*Stored records:*
·····
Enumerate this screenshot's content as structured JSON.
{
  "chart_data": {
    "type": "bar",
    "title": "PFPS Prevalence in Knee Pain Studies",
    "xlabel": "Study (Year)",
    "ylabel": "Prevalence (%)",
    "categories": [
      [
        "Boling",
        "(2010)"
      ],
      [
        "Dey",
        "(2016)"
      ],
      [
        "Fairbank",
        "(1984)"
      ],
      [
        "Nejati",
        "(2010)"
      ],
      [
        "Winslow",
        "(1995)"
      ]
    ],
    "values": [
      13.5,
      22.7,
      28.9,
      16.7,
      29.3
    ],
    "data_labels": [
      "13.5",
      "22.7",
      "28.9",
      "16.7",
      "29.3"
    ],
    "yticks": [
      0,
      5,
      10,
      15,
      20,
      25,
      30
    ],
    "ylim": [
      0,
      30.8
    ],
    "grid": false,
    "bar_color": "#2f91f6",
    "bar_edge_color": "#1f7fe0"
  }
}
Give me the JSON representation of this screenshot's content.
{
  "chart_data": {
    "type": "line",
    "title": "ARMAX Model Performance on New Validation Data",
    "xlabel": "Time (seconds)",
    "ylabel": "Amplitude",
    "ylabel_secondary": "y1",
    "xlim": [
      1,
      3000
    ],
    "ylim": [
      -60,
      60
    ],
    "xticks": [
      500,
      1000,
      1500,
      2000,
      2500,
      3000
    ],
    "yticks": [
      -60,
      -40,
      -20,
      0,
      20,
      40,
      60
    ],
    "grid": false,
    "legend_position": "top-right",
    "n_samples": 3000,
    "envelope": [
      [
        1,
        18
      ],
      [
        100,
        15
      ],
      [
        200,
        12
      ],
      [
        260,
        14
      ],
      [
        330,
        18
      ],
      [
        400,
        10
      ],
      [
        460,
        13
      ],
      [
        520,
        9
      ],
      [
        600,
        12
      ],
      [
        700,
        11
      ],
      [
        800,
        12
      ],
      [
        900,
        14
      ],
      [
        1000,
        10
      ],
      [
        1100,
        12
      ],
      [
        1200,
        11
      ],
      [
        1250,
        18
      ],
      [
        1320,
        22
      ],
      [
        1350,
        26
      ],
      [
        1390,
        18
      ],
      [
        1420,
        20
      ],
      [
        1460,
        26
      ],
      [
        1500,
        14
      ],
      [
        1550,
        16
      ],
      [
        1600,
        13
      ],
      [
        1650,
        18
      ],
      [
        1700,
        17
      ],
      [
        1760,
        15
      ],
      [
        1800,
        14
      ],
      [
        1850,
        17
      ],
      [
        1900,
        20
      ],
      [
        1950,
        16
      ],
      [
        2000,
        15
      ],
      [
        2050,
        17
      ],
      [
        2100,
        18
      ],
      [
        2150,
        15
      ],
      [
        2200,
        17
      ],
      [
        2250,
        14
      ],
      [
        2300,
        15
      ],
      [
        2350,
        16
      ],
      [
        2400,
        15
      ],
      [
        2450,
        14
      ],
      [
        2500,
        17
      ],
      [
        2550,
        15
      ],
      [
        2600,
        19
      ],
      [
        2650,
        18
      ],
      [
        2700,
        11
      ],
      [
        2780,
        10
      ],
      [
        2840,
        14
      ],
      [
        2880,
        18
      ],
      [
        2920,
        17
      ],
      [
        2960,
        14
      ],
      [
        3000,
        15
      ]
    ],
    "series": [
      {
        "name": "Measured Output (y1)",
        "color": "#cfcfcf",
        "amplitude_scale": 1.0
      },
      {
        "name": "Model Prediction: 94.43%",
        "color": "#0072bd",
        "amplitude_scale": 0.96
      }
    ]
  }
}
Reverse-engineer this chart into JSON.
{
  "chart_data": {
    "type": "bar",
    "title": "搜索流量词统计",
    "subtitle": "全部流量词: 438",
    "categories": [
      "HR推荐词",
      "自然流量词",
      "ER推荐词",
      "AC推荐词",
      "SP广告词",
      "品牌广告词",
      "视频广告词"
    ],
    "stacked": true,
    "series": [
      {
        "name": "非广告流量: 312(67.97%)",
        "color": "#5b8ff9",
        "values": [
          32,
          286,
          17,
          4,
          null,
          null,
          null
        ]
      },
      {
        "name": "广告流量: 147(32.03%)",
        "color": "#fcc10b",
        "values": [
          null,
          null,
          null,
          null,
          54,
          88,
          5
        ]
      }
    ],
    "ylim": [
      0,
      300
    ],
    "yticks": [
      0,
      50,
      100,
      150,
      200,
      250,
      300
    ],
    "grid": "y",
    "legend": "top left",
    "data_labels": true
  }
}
·····
Every line of the records above needs to be given again exactly.

Enumerate this screenshot's content as structured JSON.
{
  "chart_data": {
    "type": "bar",
    "title": "PFPS Prevalence in Knee Pain Studies",
    "xlabel": "Study (Year)",
    "ylabel": "Prevalence (%)",
    "categories": [
      [
        "Boling",
        "(2010)"
      ],
      [
        "Dey",
        "(2016)"
      ],
      [
        "Fairbank",
        "(1984)"
      ],
      [
        "Nejati",
        "(2010)"
      ],
      [
        "Winslow",
        "(1995)"
      ]
    ],
    "values": [
      13.5,
      22.7,
      28.9,
      16.7,
      29.3
    ],
    "data_labels": [
      "13.5",
      "22.7",
      "28.9",
      "16.7",
      "29.3"
    ],
    "yticks": [
      0,
      5,
      10,
      15,
      20,
      25,
      30
    ],
    "ylim": [
      0,
      30.8
    ],
    "grid": false,
    "bar_color": "#2f91f6",
    "bar_edge_color": "#1f7fe0"
  }
}
Give me the JSON representation of this screenshot's content.
{
  "chart_data": {
    "type": "line",
    "title": "ARMAX Model Performance on New Validation Data",
    "xlabel": "Time (seconds)",
    "ylabel": "Amplitude",
    "ylabel_secondary": "y1",
    "xlim": [
      1,
      3000
    ],
    "ylim": [
      -60,
      60
    ],
    "xticks": [
      500,
      1000,
      1500,
      2000,
      2500,
      3000
    ],
    "yticks": [
      -60,
      -40,
      -20,
      0,
      20,
      40,
      60
    ],
    "grid": false,
    "legend_position": "top-right",
    "n_samples": 3000,
    "envelope": [
      [
        1,
        18
      ],
      [
        100,
        15
      ],
      [
        200,
        12
      ],
      [
        260,
        14
      ],
      [
        330,
        18
      ],
      [
        400,
        10
      ],
      [
        460,
        13
      ],
      [
        520,
        9
      ],
      [
        600,
        12
      ],
      [
        700,
        11
      ],
      [
        800,
        12
      ],
      [
        900,
        14
      ],
      [
        1000,
        10
      ],
      [
        1100,
        12
      ],
      [
        1200,
        11
      ],
      [
        1250,
        18
      ],
      [
        1320,
        22
      ],
      [
        1350,
        26
      ],
      [
        1390,
        18
      ],
      [
        1420,
        20
      ],
      [
        1460,
        26
      ],
      [
        1500,
        14
      ],
      [
        1550,
        16
      ],
      [
        1600,
        13
      ],
      [
        1650,
        18
      ],
      [
        1700,
        17
      ],
      [
        1760,
        15
      ],
      [
        1800,
        14
      ],
      [
        1850,
        17
      ],
      [
        1900,
        20
      ],
      [
        1950,
        16
      ],
      [
        2000,
        15
      ],
      [
        2050,
        17
      ],
      [
        2100,
        18
      ],
      [
        2150,
        15
      ],
      [
        2200,
        17
      ],
      [
        2250,
        14
      ],
      [
        2300,
        15
      ],
      [
        2350,
        16
      ],
      [
        2400,
        15
      ],
      [
        2450,
        14
      ],
      [
        2500,
        17
      ],
      [
        2550,
        15
      ],
      [
        2600,
        19
      ],
      [
        2650,
        18
      ],
      [
        2700,
        11
      ],
      [
        2780,
        10
      ],
      [
        2840,
        14
      ],
      [
        2880,
        18
      ],
      [
        2920,
        17
      ],
      [
        2960,
        14
      ],
      [
        3000,
        15
      ]
    ],
    "series": [
      {
        "name": "Measured Output (y1)",
        "color": "#cfcfcf",
        "amplitude_scale": 1.0
      },
      {
        "name": "Model Prediction: 94.43%",
        "color": "#0072bd",
        "amplitude_scale": 0.96
      }
    ]
  }
}
Reverse-engineer this chart into JSON.
{
  "chart_data": {
    "type": "bar",
    "title": "搜索流量词统计",
    "subtitle": "全部流量词: 438",
    "categories": [
      "HR推荐词",
      "自然流量词",
      "ER推荐词",
      "AC推荐词",
      "SP广告词",
      "品牌广告词",
      "视频广告词"
    ],
    "stacked": true,
    "series": [
      {
        "name": "非广告流量: 312(67.97%)",
        "color": "#5b8ff9",
        "values": [
          32,
          286,
          17,
          4,
          null,
          null,
          null
        ]
      },
      {
        "name": "广告流量: 147(32.03%)",
        "color": "#fcc10b",
        "values": [
          null,
          null,
          null,
          null,
          54,
          88,
          5
        ]
      }
    ],
    "ylim": [
      0,
      300
    ],
    "yticks": [
      0,
      50,
      100,
      150,
      200,
      250,
      300
    ],
    "grid": "y",
    "legend": "top left",
    "data_labels": true
  }
}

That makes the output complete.